Begin

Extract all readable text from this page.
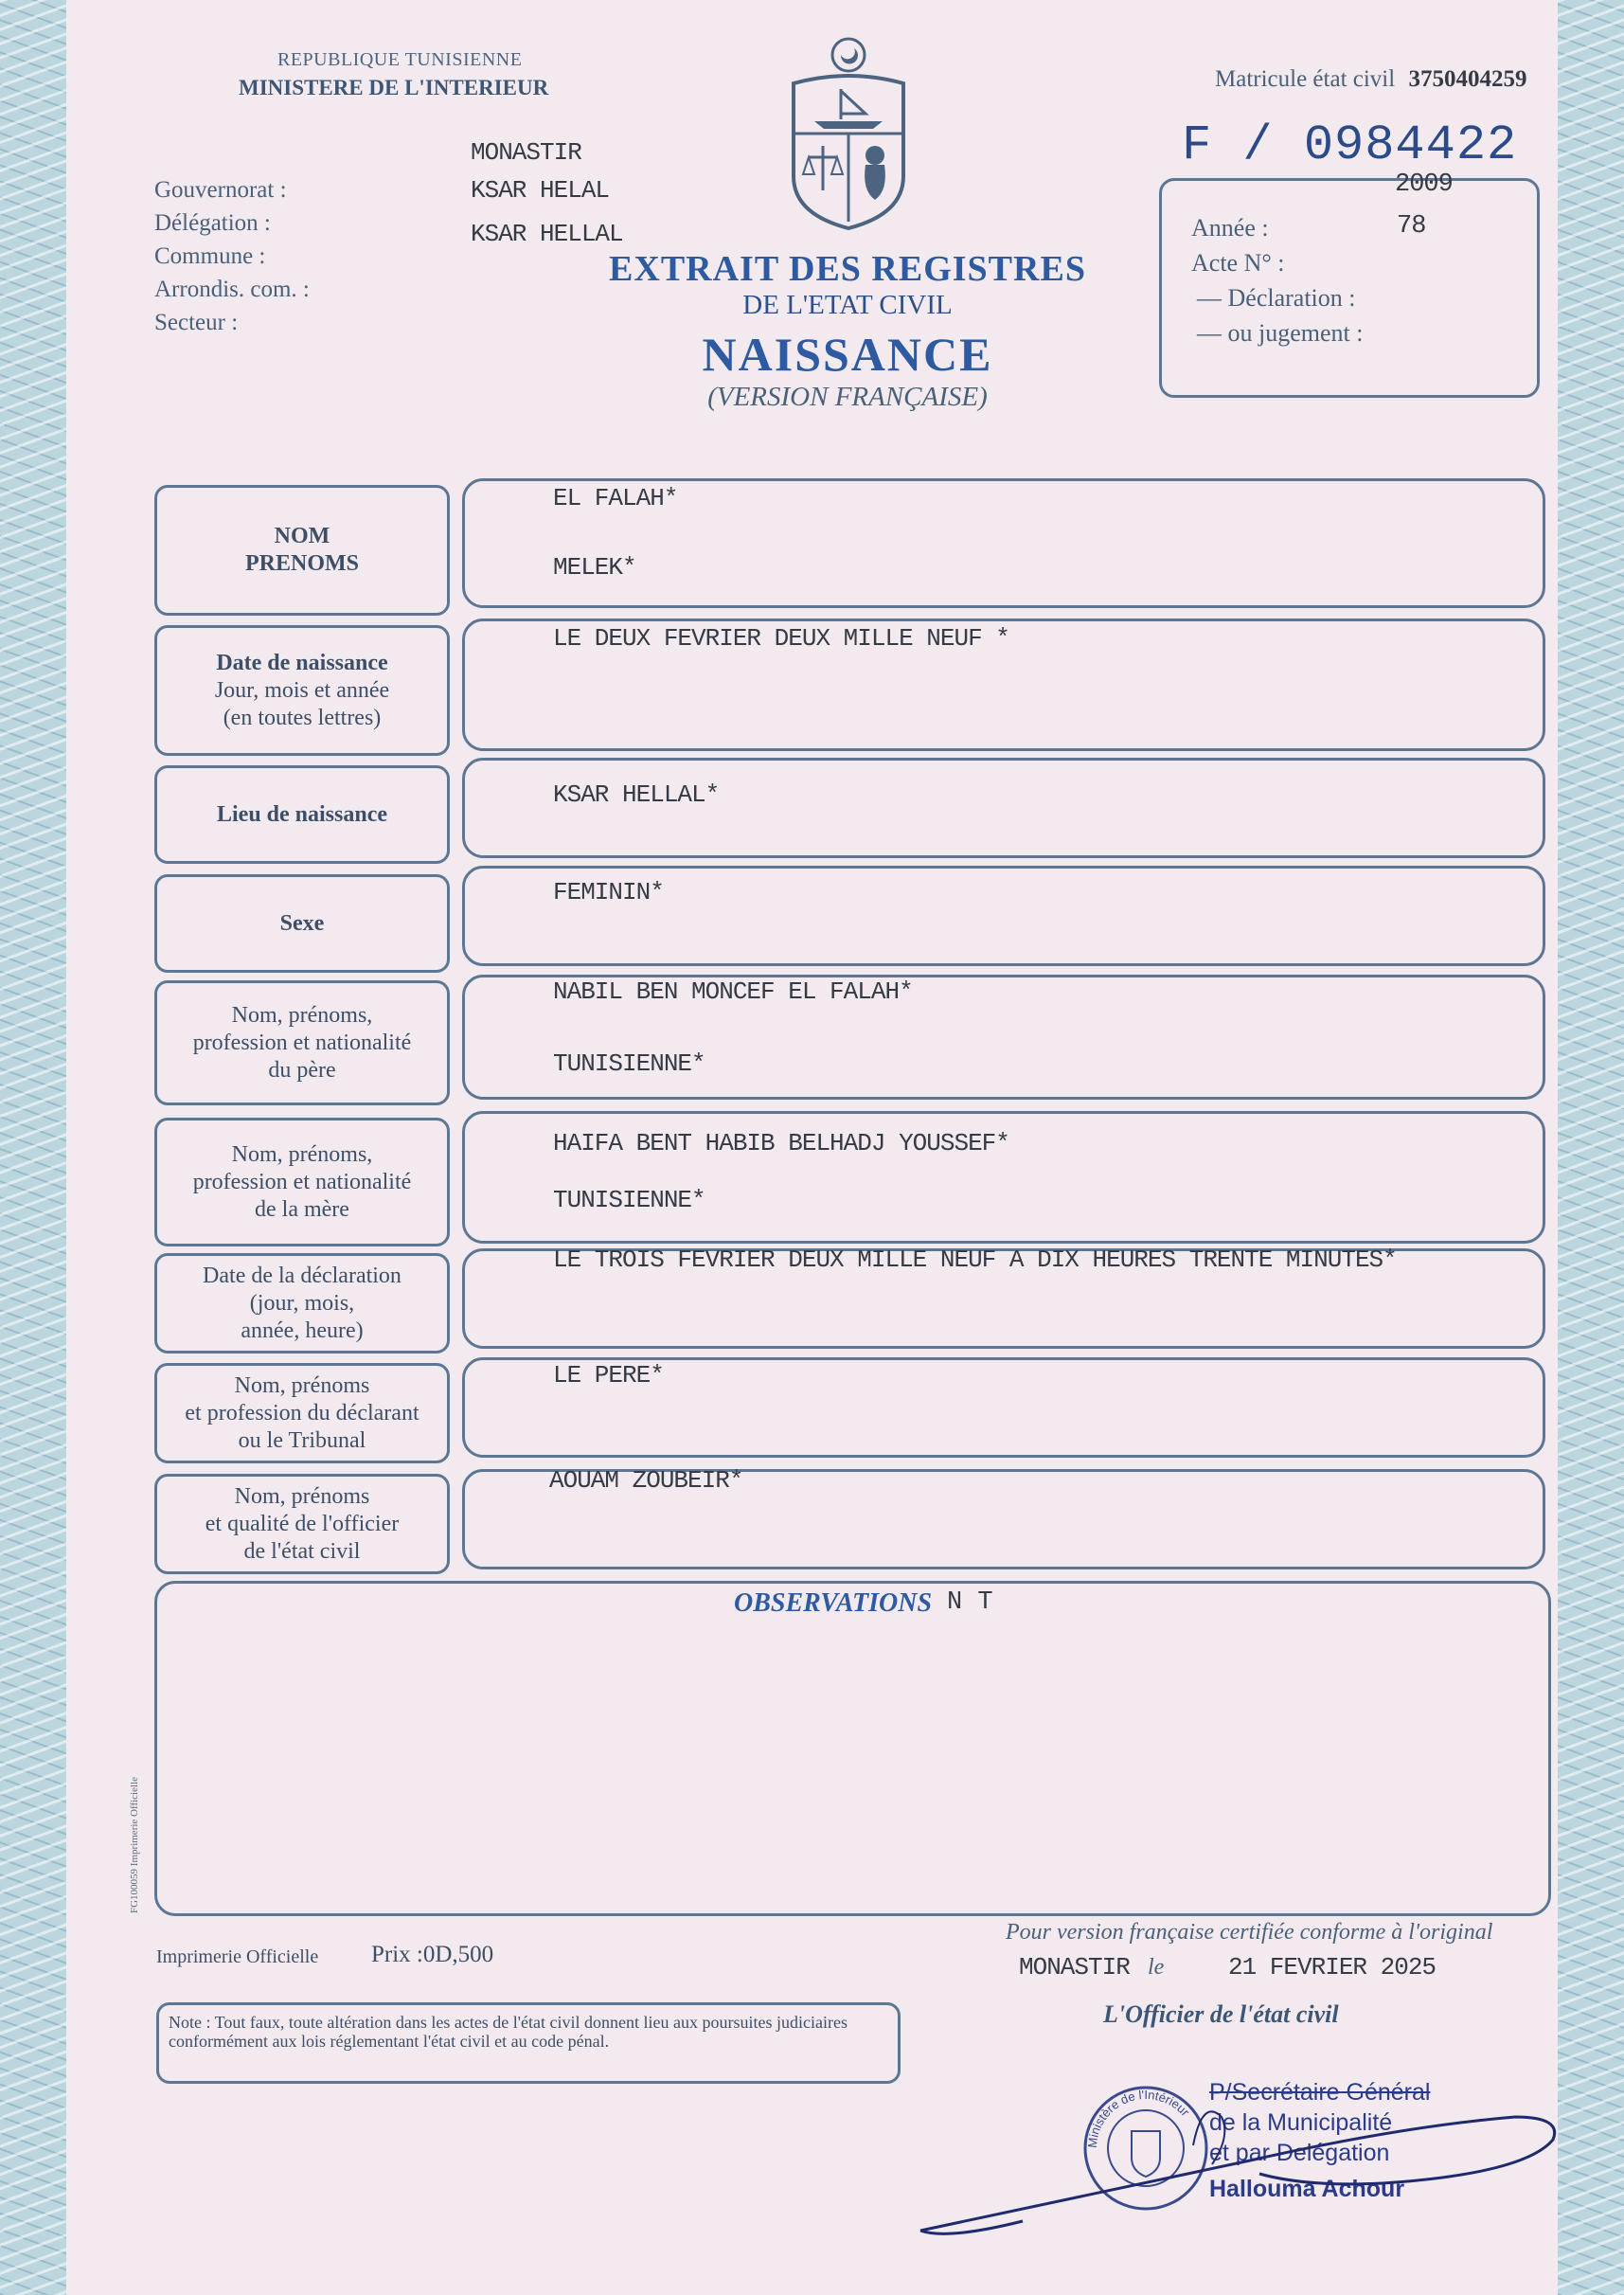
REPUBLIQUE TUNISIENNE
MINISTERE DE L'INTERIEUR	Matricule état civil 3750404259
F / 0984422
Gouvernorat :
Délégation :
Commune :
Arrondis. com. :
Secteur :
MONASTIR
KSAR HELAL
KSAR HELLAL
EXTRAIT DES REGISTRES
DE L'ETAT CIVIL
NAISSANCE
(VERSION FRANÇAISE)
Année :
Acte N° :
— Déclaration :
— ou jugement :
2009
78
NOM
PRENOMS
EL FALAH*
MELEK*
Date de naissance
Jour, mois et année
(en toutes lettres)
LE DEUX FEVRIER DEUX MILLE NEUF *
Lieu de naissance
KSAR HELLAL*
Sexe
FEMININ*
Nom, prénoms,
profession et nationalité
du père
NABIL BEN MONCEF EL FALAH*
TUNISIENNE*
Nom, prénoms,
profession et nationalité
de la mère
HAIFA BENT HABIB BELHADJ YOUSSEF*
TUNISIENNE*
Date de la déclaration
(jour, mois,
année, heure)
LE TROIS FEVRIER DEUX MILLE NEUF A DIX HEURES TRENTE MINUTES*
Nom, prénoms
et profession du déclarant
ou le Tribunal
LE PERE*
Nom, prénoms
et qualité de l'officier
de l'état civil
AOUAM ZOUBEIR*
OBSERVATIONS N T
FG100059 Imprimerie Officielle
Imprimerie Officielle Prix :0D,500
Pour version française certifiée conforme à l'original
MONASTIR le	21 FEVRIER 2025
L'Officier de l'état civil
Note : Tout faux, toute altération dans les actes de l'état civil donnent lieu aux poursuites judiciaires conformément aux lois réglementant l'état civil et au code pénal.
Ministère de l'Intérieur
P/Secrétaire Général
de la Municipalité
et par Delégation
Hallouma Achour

End
Begin

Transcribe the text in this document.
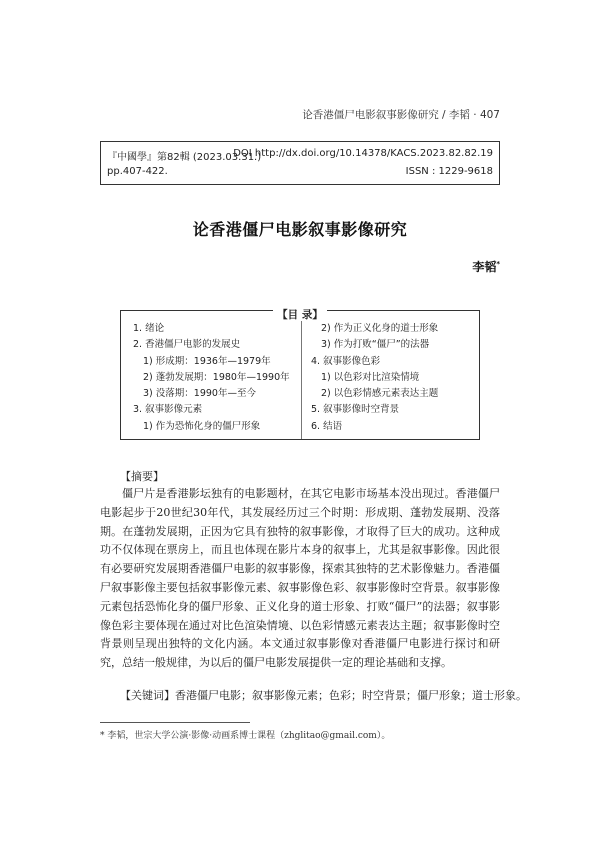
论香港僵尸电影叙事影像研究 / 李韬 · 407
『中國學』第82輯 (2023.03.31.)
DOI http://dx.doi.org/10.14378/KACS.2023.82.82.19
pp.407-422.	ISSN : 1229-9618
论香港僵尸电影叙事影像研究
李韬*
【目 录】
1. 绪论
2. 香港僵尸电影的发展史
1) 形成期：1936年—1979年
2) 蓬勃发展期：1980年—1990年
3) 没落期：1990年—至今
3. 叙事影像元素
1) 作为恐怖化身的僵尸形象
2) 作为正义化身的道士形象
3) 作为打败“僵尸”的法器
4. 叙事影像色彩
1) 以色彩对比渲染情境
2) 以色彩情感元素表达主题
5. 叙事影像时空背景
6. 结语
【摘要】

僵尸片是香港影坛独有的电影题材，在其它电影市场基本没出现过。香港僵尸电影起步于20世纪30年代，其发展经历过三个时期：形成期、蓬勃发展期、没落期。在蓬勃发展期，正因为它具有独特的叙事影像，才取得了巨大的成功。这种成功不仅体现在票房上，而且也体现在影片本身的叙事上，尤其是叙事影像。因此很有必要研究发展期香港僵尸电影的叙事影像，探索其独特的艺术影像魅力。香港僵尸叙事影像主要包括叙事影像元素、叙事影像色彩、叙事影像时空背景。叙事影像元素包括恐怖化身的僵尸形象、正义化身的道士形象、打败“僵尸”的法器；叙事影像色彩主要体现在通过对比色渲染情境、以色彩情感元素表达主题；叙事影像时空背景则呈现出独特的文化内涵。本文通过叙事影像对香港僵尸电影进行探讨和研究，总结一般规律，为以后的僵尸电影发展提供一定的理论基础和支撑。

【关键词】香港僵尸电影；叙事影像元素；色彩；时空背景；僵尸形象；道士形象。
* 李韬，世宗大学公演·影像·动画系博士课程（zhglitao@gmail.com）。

End
Begin

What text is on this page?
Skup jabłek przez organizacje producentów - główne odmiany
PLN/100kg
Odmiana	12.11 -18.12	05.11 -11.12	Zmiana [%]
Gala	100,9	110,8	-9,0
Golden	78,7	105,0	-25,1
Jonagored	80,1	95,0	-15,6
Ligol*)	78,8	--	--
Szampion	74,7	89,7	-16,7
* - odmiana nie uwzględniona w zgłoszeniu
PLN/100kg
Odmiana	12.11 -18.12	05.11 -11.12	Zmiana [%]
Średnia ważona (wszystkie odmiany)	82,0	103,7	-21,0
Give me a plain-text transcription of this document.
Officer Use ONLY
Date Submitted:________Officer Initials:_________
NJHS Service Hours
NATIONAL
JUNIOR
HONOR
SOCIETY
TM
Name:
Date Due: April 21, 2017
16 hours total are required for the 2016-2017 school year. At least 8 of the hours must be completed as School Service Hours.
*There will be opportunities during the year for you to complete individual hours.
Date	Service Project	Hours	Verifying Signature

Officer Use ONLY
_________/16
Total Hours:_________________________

End

> _What the exercise asks_
How many lines of these entries contain the string "MILLE"? Reply with the number alone.

> _Completed task_
2